§ **REQUIRED ACTION**
Looking at the data below, state how many lines contain "permuted". No other words are wanted.

^^^^^^^^^^^^^^^^

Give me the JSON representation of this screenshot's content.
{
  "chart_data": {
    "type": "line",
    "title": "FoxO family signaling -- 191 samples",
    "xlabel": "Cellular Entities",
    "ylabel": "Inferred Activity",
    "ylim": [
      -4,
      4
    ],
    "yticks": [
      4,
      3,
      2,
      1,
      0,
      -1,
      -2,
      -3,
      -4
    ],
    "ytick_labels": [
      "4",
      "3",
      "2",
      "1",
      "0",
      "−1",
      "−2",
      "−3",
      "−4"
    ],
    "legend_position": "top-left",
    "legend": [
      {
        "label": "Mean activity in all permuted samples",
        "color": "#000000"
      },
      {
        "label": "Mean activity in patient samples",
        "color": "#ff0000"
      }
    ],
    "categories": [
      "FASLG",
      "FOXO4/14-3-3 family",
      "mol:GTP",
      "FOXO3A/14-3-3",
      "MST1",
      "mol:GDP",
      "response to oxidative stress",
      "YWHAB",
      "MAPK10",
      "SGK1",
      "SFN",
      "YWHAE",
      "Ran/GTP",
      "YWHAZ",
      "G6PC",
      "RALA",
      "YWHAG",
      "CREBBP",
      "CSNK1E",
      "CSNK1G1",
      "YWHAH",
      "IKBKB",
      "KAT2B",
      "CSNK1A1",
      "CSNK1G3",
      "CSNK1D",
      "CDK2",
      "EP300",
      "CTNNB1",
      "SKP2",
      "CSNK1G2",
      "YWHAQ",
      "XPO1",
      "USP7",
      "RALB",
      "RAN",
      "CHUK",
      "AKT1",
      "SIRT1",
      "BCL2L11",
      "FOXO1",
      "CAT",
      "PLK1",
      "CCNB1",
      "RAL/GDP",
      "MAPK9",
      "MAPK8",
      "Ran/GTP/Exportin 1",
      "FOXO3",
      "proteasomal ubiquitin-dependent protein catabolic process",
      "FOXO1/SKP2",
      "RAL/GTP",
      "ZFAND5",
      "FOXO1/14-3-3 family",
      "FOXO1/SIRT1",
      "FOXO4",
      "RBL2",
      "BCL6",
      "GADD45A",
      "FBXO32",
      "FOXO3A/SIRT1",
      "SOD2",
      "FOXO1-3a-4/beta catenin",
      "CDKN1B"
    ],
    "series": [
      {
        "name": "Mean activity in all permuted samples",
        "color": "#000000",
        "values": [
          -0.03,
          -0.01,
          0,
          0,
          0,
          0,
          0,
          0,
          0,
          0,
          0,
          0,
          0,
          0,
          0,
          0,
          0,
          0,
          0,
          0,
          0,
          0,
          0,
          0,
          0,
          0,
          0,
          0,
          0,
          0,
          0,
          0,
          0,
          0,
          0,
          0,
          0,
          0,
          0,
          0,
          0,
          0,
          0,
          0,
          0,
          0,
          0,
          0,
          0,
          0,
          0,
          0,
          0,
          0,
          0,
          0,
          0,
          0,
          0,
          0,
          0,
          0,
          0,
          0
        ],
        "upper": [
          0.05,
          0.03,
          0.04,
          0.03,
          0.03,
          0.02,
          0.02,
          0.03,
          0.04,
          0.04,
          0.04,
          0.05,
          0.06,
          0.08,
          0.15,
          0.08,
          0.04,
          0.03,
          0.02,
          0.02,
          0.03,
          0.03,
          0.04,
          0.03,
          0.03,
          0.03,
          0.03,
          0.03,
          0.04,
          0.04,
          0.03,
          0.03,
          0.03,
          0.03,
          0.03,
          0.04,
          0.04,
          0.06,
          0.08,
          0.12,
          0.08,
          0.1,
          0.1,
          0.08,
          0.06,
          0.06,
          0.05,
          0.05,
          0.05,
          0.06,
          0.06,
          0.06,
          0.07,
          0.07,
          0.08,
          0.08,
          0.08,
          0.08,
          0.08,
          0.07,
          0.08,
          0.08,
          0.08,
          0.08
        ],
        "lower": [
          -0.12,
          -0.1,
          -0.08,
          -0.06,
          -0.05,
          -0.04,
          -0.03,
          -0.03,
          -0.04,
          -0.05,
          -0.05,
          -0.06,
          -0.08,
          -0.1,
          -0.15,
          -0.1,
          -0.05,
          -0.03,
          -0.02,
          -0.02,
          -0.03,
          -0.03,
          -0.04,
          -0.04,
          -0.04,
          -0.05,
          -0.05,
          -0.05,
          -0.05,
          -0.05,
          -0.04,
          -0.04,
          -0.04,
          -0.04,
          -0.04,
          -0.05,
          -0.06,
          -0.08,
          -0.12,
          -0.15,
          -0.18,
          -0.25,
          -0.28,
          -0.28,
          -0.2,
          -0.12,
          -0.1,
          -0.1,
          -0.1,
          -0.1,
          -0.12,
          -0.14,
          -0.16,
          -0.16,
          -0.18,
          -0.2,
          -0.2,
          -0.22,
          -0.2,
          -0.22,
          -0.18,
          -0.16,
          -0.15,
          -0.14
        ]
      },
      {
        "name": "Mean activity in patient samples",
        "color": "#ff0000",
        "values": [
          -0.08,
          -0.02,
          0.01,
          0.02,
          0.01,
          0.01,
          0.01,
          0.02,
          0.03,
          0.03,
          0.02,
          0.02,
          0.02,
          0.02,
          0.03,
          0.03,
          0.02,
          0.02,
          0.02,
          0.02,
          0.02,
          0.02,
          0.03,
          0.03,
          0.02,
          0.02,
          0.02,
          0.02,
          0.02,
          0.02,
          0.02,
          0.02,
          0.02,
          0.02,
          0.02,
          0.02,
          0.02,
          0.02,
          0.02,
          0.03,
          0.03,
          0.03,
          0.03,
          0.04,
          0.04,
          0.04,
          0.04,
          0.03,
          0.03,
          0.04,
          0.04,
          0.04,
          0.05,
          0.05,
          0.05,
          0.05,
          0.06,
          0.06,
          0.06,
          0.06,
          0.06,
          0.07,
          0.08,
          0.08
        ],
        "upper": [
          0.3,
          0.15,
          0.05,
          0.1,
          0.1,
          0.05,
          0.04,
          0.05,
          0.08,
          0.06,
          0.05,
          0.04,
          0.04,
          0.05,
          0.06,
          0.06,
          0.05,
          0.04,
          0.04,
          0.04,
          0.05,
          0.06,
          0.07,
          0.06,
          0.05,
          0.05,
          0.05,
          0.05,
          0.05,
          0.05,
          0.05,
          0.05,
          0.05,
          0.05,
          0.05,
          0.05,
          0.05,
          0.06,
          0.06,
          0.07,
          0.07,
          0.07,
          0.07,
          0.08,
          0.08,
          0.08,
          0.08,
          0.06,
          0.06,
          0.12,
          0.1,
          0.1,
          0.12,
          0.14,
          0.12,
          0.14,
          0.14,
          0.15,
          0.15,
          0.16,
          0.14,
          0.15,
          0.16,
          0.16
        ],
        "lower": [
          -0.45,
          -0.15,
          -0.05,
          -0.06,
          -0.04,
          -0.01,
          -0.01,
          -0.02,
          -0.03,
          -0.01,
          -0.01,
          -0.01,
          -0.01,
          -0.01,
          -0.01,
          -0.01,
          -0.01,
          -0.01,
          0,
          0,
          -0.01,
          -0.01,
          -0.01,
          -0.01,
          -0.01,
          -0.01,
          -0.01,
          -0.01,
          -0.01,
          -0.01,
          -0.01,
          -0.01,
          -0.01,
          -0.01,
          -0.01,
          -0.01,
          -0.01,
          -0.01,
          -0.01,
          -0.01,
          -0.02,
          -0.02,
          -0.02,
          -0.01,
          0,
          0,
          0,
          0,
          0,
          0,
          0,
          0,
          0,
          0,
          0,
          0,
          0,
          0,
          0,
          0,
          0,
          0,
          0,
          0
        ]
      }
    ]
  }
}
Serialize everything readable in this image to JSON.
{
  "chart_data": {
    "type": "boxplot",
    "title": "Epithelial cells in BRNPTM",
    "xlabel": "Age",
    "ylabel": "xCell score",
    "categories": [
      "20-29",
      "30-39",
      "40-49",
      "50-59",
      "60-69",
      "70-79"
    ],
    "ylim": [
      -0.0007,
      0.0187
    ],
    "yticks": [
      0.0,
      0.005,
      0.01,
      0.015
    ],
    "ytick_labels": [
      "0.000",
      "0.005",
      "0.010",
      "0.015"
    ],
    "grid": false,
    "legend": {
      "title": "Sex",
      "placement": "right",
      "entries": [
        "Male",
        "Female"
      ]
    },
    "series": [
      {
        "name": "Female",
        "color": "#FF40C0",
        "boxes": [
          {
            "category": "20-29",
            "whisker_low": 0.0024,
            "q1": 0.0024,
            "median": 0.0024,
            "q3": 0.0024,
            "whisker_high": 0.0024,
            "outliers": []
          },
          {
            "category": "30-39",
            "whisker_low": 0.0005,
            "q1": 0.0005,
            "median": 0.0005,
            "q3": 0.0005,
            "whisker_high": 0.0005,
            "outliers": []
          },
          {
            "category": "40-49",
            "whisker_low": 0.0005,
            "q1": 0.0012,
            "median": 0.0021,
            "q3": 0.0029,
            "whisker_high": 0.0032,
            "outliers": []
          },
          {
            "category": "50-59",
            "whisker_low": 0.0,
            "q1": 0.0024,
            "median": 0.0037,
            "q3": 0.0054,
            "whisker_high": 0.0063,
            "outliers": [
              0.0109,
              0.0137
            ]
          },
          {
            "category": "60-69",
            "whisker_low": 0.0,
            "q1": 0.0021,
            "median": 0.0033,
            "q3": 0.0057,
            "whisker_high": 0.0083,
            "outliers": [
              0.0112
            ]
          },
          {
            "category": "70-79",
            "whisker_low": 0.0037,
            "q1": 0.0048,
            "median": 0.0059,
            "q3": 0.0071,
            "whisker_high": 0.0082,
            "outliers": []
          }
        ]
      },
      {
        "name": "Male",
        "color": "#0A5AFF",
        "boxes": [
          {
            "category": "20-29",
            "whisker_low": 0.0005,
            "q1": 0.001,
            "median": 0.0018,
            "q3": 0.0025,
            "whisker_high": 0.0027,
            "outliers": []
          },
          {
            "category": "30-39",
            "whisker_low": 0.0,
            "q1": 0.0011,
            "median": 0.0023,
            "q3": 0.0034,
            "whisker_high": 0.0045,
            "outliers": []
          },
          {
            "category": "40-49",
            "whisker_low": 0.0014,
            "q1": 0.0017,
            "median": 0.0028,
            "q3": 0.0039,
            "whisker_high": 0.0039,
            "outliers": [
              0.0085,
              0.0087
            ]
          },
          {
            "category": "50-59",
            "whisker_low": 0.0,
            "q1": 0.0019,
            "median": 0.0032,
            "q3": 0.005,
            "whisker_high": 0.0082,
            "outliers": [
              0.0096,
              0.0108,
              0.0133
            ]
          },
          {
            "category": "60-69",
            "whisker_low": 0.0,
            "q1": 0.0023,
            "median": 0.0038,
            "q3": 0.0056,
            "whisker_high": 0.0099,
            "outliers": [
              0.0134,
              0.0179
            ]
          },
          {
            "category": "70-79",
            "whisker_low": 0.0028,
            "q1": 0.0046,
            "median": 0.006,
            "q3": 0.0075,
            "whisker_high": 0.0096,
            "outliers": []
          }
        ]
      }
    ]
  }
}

^^^^^^^^^^^^^^^^

§ **EXERCISE SOLUTION**
2